ASSIGNMENT: Counting only lines that contain "positivity", how many are there in the records below? Give the figure alone.
-- DATA TO EXAMINE follows --
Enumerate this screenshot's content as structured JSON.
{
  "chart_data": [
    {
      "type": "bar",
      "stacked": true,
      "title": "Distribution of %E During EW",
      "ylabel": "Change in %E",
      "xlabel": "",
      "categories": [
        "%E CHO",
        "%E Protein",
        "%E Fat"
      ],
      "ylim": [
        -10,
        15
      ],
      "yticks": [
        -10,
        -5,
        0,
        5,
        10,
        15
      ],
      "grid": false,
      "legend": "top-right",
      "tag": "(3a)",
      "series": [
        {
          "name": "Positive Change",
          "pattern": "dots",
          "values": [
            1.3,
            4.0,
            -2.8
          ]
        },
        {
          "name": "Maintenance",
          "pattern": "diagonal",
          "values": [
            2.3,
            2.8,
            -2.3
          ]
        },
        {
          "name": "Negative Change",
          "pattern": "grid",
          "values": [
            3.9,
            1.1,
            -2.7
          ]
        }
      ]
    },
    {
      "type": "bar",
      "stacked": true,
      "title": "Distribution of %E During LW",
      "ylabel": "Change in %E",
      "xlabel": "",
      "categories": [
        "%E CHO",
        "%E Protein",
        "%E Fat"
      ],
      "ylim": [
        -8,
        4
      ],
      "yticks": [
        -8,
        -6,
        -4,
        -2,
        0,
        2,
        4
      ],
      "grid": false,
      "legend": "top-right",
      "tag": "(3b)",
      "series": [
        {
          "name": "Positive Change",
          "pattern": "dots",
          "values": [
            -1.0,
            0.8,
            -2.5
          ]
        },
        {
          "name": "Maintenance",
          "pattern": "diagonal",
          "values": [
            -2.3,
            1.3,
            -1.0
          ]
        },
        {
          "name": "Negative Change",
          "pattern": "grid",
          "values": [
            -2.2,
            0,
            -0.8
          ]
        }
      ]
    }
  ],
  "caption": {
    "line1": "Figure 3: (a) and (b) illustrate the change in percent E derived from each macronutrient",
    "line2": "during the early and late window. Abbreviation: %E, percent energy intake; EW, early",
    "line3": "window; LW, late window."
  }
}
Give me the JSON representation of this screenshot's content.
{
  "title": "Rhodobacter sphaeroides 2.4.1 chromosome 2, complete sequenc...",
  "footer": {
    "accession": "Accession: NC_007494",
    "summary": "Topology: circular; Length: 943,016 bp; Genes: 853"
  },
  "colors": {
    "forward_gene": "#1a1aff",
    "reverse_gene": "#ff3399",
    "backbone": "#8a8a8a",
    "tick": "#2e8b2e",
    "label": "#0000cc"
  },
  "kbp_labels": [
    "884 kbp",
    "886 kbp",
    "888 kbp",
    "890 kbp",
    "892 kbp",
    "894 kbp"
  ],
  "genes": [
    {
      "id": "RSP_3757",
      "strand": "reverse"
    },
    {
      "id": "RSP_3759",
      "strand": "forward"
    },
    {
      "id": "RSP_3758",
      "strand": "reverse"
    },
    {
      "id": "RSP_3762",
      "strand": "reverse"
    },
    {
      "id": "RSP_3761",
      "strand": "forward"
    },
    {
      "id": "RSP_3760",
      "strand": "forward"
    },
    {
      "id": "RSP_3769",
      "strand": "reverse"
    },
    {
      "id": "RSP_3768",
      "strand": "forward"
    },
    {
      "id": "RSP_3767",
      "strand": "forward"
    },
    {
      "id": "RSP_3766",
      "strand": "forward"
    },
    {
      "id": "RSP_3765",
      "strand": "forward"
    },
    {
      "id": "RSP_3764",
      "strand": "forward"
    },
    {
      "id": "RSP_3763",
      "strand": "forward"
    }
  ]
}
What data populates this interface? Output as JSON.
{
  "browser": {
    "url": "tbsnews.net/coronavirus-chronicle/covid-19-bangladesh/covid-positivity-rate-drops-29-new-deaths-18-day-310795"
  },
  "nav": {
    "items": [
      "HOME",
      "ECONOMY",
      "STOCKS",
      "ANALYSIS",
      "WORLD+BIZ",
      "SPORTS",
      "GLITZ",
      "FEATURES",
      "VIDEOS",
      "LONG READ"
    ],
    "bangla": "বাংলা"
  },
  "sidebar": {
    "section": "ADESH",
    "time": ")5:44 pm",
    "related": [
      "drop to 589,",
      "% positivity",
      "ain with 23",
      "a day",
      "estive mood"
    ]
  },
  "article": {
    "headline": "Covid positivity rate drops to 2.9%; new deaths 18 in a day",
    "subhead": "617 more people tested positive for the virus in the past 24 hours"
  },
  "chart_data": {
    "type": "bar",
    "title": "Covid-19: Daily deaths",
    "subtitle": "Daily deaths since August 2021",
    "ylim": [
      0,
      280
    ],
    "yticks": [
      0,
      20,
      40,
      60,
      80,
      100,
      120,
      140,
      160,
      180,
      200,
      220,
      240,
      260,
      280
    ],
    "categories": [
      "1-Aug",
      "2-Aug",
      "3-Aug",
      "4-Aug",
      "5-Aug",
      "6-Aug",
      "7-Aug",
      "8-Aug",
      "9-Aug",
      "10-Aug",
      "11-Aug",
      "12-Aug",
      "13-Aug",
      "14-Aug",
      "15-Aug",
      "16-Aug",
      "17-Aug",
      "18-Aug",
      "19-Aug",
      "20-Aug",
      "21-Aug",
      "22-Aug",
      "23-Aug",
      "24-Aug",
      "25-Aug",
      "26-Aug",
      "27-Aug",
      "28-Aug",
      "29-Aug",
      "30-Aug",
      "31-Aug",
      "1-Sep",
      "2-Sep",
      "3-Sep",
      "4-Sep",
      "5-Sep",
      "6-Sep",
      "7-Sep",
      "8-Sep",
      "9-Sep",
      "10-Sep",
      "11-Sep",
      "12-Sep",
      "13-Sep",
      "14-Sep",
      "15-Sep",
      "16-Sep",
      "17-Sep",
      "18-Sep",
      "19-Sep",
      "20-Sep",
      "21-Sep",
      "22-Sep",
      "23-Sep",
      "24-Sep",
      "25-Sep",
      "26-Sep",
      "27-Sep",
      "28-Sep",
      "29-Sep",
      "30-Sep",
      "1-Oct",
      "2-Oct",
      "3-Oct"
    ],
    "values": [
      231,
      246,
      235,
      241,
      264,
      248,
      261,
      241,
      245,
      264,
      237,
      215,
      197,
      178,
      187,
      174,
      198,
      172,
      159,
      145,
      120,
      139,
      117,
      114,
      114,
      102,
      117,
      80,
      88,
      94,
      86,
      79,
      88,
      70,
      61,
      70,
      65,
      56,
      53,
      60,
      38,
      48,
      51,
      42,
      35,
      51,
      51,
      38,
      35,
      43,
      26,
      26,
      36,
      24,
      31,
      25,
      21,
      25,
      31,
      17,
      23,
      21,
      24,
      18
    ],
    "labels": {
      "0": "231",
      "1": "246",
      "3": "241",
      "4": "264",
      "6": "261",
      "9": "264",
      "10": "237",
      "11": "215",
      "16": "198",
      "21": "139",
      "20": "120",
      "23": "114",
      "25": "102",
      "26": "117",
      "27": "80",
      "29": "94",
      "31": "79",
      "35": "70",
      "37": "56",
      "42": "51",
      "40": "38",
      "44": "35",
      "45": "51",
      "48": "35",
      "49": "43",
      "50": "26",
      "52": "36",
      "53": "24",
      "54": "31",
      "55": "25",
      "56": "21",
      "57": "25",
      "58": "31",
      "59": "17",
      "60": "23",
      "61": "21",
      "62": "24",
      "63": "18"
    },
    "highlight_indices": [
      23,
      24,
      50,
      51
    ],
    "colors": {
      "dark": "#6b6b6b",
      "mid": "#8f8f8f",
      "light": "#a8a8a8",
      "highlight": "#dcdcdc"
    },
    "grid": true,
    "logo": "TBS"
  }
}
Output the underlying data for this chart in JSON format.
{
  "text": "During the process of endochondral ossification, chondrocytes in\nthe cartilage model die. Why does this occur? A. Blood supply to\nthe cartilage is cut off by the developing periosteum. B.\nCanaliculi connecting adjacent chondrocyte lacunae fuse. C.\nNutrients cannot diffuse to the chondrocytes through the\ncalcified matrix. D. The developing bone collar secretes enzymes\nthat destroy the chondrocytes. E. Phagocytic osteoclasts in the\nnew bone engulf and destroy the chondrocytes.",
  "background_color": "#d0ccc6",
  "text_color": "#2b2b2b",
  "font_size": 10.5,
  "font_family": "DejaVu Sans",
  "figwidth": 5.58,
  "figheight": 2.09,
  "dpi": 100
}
-- DATA TO EXAMINE concluded --
OUTPUT OF THE EXERCISE: 3